- _Text excerpt_:
::::
Finally, there will inevitably be personnel and turf issues to unravel some nerves, as already seems to be happening to some Time Warner executives suspicious of the sudden omnipresence in the media of Case’s agile No. 2, the 45-year-old Pittman. Himself a former Time Warner executive, Pittman is the highest-ranking manager in either company who made his bones in both the entertainment business and the digital world. Within hours of the deal’s announcement, the corporate handicappers had tabbed him as Levin’s successor. He had better be patient. According to an investment banker who knows both men, recalling the 1992 blitzkrieg with which Levin deposed his predecessor, N.J. Nicholas Jr., “betting against Jerry Levin in a boardroom struggle would be a big mistake.” Especially when, as in this case, it would take a 75% vote of the board–to consist, initially, of equal numbers of Time Warner directors and AOL directors–to dump the CEO.
Along the way, there’s business to be done. New media buccaneers refer to their easiest challenges as “low-hanging fruit,” and in the merger announcement the two companies listed a series of efforts that would launch immediately: CNN.com programming featured on AOL services; AOL discs stuffed into Time Warner product shipments; cross-promotion of Warner Bros. movies on AOL-owned MovieFone. If none of these seems especially delicious, that’s because low-hanging fruit rarely is.
Within a year expect major initiatives in broadband, where AOL visionaries see their eventual future, and in recorded music, an area that has been less gold mine than minefield for Time Warner in the past few years. “We can change the way people interact with music, change the distribution medium,” says Jonathan Sacks, the senior vice president who supervises the main AOL service. Contemplate a music company that no longer has to bother manufacturing or shipping CDs, or sharing revenue with retailers–one that distributes its music directly from its hard drive to yours.
::::
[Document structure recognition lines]
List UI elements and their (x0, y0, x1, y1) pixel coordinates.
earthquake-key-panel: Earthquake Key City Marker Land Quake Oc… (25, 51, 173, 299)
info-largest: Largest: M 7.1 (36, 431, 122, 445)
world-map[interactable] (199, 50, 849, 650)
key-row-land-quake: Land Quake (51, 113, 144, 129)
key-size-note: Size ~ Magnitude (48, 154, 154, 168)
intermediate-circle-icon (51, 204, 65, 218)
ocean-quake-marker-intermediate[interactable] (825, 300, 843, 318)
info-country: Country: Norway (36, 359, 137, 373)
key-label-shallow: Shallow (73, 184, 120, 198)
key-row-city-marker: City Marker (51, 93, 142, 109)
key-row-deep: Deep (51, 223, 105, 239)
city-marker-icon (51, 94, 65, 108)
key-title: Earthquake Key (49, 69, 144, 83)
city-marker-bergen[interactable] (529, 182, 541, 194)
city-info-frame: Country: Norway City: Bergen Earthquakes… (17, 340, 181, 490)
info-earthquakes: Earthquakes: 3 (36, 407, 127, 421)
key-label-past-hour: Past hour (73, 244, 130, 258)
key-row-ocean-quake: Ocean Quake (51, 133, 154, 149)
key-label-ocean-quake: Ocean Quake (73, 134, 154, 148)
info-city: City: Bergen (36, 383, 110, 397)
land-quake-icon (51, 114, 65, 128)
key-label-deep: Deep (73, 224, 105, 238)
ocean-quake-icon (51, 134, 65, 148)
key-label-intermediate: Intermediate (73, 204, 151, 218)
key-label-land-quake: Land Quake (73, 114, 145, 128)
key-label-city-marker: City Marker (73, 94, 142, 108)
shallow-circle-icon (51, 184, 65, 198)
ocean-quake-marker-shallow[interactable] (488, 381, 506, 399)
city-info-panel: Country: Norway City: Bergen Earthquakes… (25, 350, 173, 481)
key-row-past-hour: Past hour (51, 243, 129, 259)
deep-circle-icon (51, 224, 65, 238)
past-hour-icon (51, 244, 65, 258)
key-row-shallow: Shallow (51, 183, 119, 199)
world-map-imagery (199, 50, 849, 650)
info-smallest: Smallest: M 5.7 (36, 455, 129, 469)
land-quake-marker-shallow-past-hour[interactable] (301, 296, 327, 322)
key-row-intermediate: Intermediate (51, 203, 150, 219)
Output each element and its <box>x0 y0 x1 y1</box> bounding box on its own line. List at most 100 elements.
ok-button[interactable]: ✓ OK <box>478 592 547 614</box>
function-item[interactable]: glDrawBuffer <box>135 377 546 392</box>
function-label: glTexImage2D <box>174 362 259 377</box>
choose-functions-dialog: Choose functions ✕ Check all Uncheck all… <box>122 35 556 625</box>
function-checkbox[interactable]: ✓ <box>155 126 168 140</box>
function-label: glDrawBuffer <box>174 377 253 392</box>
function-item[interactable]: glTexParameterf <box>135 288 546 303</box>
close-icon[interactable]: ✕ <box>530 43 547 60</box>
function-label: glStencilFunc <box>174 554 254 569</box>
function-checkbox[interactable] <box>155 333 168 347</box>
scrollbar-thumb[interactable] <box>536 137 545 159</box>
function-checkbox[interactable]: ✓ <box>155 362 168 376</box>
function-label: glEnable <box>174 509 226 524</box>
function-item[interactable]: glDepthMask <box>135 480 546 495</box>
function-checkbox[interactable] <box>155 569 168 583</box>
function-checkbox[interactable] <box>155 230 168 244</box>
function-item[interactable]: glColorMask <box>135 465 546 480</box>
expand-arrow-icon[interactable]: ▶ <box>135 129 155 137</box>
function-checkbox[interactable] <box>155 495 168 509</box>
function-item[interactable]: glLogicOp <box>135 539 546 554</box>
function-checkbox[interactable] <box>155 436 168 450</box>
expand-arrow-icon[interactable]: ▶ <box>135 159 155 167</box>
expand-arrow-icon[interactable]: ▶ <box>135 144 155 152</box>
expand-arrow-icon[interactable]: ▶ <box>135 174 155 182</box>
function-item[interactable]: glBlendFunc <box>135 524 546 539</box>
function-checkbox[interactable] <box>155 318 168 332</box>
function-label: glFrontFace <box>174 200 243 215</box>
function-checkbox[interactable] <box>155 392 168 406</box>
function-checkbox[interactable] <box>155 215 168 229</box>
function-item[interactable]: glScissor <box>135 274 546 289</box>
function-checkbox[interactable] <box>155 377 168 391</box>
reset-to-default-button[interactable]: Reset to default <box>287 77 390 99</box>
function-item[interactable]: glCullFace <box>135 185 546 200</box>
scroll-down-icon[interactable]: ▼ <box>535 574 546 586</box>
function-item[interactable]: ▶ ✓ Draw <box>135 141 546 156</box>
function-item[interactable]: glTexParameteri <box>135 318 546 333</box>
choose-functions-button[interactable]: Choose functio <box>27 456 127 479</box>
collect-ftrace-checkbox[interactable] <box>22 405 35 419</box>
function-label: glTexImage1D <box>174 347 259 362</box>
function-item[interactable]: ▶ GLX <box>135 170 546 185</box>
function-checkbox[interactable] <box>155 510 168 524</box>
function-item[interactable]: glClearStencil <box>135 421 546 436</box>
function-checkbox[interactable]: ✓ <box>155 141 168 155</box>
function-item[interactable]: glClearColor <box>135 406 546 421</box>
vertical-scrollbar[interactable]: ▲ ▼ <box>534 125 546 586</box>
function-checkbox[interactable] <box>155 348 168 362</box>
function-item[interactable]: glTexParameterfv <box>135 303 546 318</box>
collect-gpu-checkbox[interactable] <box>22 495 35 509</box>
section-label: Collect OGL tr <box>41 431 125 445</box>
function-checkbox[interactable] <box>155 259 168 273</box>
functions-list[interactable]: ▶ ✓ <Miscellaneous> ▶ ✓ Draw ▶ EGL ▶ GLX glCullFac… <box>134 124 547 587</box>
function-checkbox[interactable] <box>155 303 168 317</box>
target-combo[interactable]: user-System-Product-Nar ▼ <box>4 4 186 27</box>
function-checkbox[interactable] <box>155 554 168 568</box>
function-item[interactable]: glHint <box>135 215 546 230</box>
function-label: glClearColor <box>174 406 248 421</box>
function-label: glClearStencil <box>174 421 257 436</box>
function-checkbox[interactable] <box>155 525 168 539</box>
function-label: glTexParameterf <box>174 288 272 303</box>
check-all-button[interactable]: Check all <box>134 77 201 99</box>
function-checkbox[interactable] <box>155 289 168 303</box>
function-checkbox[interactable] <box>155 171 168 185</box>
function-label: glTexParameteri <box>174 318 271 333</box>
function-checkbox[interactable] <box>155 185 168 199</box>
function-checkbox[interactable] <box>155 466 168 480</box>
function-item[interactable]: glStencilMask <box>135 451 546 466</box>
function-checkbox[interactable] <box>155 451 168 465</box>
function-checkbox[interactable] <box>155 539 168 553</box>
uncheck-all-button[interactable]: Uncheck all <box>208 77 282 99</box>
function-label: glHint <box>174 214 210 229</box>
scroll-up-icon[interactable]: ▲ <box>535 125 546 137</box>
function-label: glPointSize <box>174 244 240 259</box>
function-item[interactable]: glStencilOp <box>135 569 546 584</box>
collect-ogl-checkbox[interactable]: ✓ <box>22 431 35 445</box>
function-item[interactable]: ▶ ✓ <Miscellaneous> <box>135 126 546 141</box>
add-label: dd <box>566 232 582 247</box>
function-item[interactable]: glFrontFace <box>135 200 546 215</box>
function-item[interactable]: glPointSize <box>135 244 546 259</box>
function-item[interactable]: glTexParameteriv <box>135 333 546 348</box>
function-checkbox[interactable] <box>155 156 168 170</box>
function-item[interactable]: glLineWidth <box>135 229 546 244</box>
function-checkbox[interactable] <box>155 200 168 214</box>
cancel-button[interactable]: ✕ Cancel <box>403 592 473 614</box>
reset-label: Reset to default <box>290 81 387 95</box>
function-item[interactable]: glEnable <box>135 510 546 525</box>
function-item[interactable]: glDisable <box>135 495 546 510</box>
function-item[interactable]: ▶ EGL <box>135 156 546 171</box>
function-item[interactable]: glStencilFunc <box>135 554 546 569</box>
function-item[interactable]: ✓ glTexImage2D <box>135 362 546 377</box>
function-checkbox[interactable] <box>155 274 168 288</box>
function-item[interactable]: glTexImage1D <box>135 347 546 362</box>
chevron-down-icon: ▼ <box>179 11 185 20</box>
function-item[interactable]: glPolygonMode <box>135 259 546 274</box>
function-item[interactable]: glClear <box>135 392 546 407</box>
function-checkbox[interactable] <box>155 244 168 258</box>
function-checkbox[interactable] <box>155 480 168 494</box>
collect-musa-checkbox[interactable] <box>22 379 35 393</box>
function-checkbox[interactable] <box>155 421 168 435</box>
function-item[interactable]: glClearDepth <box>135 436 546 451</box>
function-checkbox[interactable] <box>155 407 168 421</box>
::::
- _Tasks_:
a) Answer from the merger excerpt:
(i) What share of the board's vote would be needed to remove the CEO?
(ii) Whose movies would be cross-promoted on AOL-owned MovieFone?
(iii) What position does Jonathan Sacks hold?
b) Extract the passage of the merger excerpt starting at "Within a year" and ending at "drive to yours.".
Rely only on the merger excerpt, not on the lines.

- _List of solutions_:
a)
(i) A 75% vote.
(ii) Warner Bros.
(iii) He is the senior vice president who supervises the main AOL service.

b)
Within a year expect major initiatives in broadband, where AOL visionaries see their eventual future, and in recorded music, an area that has been less gold mine than minefield for Time Warner in the past few years. “We can change the way people interact with music, change the distribution medium,” says Jonathan Sacks, the senior vice president who supervises the main AOL service. Contemplate a music company that no longer has to bother manufacturing or shipping CDs, or sharing revenue with retailers–one that distributes its music directly from its hard drive to yours.